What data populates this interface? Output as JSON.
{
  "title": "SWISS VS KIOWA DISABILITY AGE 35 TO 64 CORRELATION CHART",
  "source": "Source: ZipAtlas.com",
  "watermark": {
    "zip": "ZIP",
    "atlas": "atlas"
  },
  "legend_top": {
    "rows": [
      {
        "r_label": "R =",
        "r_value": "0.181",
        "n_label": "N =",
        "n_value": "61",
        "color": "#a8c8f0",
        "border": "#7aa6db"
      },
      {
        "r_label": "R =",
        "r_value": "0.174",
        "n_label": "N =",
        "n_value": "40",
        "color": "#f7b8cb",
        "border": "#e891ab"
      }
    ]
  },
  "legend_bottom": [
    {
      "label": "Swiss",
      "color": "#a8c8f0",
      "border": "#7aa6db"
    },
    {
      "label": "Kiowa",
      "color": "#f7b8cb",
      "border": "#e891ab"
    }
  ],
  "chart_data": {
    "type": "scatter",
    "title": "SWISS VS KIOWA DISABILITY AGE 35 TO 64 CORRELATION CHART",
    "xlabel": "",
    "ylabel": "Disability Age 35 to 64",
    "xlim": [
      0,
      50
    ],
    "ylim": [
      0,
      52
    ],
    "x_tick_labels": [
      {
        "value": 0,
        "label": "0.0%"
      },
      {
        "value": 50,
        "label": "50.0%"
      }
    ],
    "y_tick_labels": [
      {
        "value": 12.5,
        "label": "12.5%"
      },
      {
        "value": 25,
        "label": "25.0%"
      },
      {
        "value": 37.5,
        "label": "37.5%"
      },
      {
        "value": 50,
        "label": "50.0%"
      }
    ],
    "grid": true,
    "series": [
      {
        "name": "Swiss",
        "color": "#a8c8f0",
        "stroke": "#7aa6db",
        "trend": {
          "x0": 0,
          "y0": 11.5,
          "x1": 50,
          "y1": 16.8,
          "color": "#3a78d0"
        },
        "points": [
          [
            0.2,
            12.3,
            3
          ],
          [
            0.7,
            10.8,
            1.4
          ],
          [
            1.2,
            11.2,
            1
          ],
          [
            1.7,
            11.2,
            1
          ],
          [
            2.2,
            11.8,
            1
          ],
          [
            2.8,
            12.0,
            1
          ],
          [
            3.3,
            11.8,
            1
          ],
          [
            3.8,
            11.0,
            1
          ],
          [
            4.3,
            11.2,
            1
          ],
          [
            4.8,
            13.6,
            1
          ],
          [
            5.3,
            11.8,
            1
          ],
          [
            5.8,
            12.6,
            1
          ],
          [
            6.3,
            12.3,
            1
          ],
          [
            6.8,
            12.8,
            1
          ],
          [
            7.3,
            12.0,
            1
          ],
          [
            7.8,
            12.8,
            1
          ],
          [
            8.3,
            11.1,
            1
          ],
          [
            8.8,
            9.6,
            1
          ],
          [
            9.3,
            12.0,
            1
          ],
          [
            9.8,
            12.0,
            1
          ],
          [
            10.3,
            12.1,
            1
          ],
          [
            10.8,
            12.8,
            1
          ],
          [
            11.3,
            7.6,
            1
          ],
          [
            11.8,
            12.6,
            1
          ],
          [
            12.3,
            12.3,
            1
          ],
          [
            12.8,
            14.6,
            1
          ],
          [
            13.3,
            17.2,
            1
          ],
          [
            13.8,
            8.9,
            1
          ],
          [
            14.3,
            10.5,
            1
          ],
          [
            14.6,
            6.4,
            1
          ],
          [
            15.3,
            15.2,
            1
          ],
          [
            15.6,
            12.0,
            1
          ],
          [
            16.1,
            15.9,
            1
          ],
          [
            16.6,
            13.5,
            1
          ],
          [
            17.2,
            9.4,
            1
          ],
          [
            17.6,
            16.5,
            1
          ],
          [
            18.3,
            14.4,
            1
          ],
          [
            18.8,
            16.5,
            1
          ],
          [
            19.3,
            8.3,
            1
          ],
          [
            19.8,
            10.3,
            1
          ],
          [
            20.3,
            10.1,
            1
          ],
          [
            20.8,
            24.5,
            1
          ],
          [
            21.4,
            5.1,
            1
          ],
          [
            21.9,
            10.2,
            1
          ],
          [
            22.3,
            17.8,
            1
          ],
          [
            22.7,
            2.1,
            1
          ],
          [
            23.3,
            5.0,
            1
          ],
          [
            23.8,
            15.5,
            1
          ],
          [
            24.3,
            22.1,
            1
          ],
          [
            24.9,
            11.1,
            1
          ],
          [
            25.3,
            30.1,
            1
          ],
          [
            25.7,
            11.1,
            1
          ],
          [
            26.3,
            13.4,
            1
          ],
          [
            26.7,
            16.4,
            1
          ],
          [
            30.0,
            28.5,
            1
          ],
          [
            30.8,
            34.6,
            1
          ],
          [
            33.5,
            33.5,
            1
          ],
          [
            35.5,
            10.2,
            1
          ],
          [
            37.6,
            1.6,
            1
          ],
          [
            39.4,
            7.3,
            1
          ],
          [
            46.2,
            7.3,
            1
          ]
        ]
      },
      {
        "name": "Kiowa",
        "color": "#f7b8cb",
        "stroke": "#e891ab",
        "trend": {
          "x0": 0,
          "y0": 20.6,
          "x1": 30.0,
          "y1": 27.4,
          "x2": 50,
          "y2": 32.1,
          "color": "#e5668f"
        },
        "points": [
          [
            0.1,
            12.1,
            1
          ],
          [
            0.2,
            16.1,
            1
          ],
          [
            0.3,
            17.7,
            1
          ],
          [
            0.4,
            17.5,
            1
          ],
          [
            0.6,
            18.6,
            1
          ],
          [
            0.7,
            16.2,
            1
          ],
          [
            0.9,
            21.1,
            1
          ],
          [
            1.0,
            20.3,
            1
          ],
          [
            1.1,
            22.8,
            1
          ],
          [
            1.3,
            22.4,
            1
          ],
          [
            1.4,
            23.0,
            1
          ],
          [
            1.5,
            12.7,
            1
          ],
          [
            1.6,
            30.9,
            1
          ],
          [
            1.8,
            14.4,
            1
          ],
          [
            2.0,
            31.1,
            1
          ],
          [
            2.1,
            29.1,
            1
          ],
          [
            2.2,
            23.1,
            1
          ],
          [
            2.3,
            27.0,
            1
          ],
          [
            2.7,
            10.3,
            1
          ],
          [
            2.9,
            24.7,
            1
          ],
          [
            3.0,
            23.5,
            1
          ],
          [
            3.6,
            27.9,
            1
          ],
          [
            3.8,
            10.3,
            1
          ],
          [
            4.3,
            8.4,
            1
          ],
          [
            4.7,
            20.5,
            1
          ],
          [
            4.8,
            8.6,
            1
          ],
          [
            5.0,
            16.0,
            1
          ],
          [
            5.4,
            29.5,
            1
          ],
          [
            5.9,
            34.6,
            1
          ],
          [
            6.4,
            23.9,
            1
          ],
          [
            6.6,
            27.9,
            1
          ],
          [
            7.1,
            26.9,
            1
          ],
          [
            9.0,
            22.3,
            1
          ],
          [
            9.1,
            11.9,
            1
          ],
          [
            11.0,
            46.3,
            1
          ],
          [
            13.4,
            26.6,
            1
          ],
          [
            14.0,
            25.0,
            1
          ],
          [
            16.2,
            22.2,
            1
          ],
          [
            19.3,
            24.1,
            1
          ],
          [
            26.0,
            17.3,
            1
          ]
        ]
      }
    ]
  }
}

▶ _Written task_: Your task is to repeat each line of the material exactly.

▶ _Output below_:
What data populates this interface? Output as JSON.
{
  "title": "SWISS VS KIOWA DISABILITY AGE 35 TO 64 CORRELATION CHART",
  "source": "Source: ZipAtlas.com",
  "watermark": {
    "zip": "ZIP",
    "atlas": "atlas"
  },
  "legend_top": {
    "rows": [
      {
        "r_label": "R =",
        "r_value": "0.181",
        "n_label": "N =",
        "n_value": "61",
        "color": "#a8c8f0",
        "border": "#7aa6db"
      },
      {
        "r_label": "R =",
        "r_value": "0.174",
        "n_label": "N =",
        "n_value": "40",
        "color": "#f7b8cb",
        "border": "#e891ab"
      }
    ]
  },
  "legend_bottom": [
    {
      "label": "Swiss",
      "color": "#a8c8f0",
      "border": "#7aa6db"
    },
    {
      "label": "Kiowa",
      "color": "#f7b8cb",
      "border": "#e891ab"
    }
  ],
  "chart_data": {
    "type": "scatter",
    "title": "SWISS VS KIOWA DISABILITY AGE 35 TO 64 CORRELATION CHART",
    "xlabel": "",
    "ylabel": "Disability Age 35 to 64",
    "xlim": [
      0,
      50
    ],
    "ylim": [
      0,
      52
    ],
    "x_tick_labels": [
      {
        "value": 0,
        "label": "0.0%"
      },
      {
        "value": 50,
        "label": "50.0%"
      }
    ],
    "y_tick_labels": [
      {
        "value": 12.5,
        "label": "12.5%"
      },
      {
        "value": 25,
        "label": "25.0%"
      },
      {
        "value": 37.5,
        "label": "37.5%"
      },
      {
        "value": 50,
        "label": "50.0%"
      }
    ],
    "grid": true,
    "series": [
      {
        "name": "Swiss",
        "color": "#a8c8f0",
        "stroke": "#7aa6db",
        "trend": {
          "x0": 0,
          "y0": 11.5,
          "x1": 50,
          "y1": 16.8,
          "color": "#3a78d0"
        },
        "points": [
          [
            0.2,
            12.3,
            3
          ],
          [
            0.7,
            10.8,
            1.4
          ],
          [
            1.2,
            11.2,
            1
          ],
          [
            1.7,
            11.2,
            1
          ],
          [
            2.2,
            11.8,
            1
          ],
          [
            2.8,
            12.0,
            1
          ],
          [
            3.3,
            11.8,
            1
          ],
          [
            3.8,
            11.0,
            1
          ],
          [
            4.3,
            11.2,
            1
          ],
          [
            4.8,
            13.6,
            1
          ],
          [
            5.3,
            11.8,
            1
          ],
          [
            5.8,
            12.6,
            1
          ],
          [
            6.3,
            12.3,
            1
          ],
          [
            6.8,
            12.8,
            1
          ],
          [
            7.3,
            12.0,
            1
          ],
          [
            7.8,
            12.8,
            1
          ],
          [
            8.3,
            11.1,
            1
          ],
          [
            8.8,
            9.6,
            1
          ],
          [
            9.3,
            12.0,
            1
          ],
          [
            9.8,
            12.0,
            1
          ],
          [
            10.3,
            12.1,
            1
          ],
          [
            10.8,
            12.8,
            1
          ],
          [
            11.3,
            7.6,
            1
          ],
          [
            11.8,
            12.6,
            1
          ],
          [
            12.3,
            12.3,
            1
          ],
          [
            12.8,
            14.6,
            1
          ],
          [
            13.3,
            17.2,
            1
          ],
          [
            13.8,
            8.9,
            1
          ],
          [
            14.3,
            10.5,
            1
          ],
          [
            14.6,
            6.4,
            1
          ],
          [
            15.3,
            15.2,
            1
          ],
          [
            15.6,
            12.0,
            1
          ],
          [
            16.1,
            15.9,
            1
          ],
          [
            16.6,
            13.5,
            1
          ],
          [
            17.2,
            9.4,
            1
          ],
          [
            17.6,
            16.5,
            1
          ],
          [
            18.3,
            14.4,
            1
          ],
          [
            18.8,
            16.5,
            1
          ],
          [
            19.3,
            8.3,
            1
          ],
          [
            19.8,
            10.3,
            1
          ],
          [
            20.3,
            10.1,
            1
          ],
          [
            20.8,
            24.5,
            1
          ],
          [
            21.4,
            5.1,
            1
          ],
          [
            21.9,
            10.2,
            1
          ],
          [
            22.3,
            17.8,
            1
          ],
          [
            22.7,
            2.1,
            1
          ],
          [
            23.3,
            5.0,
            1
          ],
          [
            23.8,
            15.5,
            1
          ],
          [
            24.3,
            22.1,
            1
          ],
          [
            24.9,
            11.1,
            1
          ],
          [
            25.3,
            30.1,
            1
          ],
          [
            25.7,
            11.1,
            1
          ],
          [
            26.3,
            13.4,
            1
          ],
          [
            26.7,
            16.4,
            1
          ],
          [
            30.0,
            28.5,
            1
          ],
          [
            30.8,
            34.6,
            1
          ],
          [
            33.5,
            33.5,
            1
          ],
          [
            35.5,
            10.2,
            1
          ],
          [
            37.6,
            1.6,
            1
          ],
          [
            39.4,
            7.3,
            1
          ],
          [
            46.2,
            7.3,
            1
          ]
        ]
      },
      {
        "name": "Kiowa",
        "color": "#f7b8cb",
        "stroke": "#e891ab",
        "trend": {
          "x0": 0,
          "y0": 20.6,
          "x1": 30.0,
          "y1": 27.4,
          "x2": 50,
          "y2": 32.1,
          "color": "#e5668f"
        },
        "points": [
          [
            0.1,
            12.1,
            1
          ],
          [
            0.2,
            16.1,
            1
          ],
          [
            0.3,
            17.7,
            1
          ],
          [
            0.4,
            17.5,
            1
          ],
          [
            0.6,
            18.6,
            1
          ],
          [
            0.7,
            16.2,
            1
          ],
          [
            0.9,
            21.1,
            1
          ],
          [
            1.0,
            20.3,
            1
          ],
          [
            1.1,
            22.8,
            1
          ],
          [
            1.3,
            22.4,
            1
          ],
          [
            1.4,
            23.0,
            1
          ],
          [
            1.5,
            12.7,
            1
          ],
          [
            1.6,
            30.9,
            1
          ],
          [
            1.8,
            14.4,
            1
          ],
          [
            2.0,
            31.1,
            1
          ],
          [
            2.1,
            29.1,
            1
          ],
          [
            2.2,
            23.1,
            1
          ],
          [
            2.3,
            27.0,
            1
          ],
          [
            2.7,
            10.3,
            1
          ],
          [
            2.9,
            24.7,
            1
          ],
          [
            3.0,
            23.5,
            1
          ],
          [
            3.6,
            27.9,
            1
          ],
          [
            3.8,
            10.3,
            1
          ],
          [
            4.3,
            8.4,
            1
          ],
          [
            4.7,
            20.5,
            1
          ],
          [
            4.8,
            8.6,
            1
          ],
          [
            5.0,
            16.0,
            1
          ],
          [
            5.4,
            29.5,
            1
          ],
          [
            5.9,
            34.6,
            1
          ],
          [
            6.4,
            23.9,
            1
          ],
          [
            6.6,
            27.9,
            1
          ],
          [
            7.1,
            26.9,
            1
          ],
          [
            9.0,
            22.3,
            1
          ],
          [
            9.1,
            11.9,
            1
          ],
          [
            11.0,
            46.3,
            1
          ],
          [
            13.4,
            26.6,
            1
          ],
          [
            14.0,
            25.0,
            1
          ],
          [
            16.2,
            22.2,
            1
          ],
          [
            19.3,
            24.1,
            1
          ],
          [
            26.0,
            17.3,
            1
          ]
        ]
      }
    ]
  }
}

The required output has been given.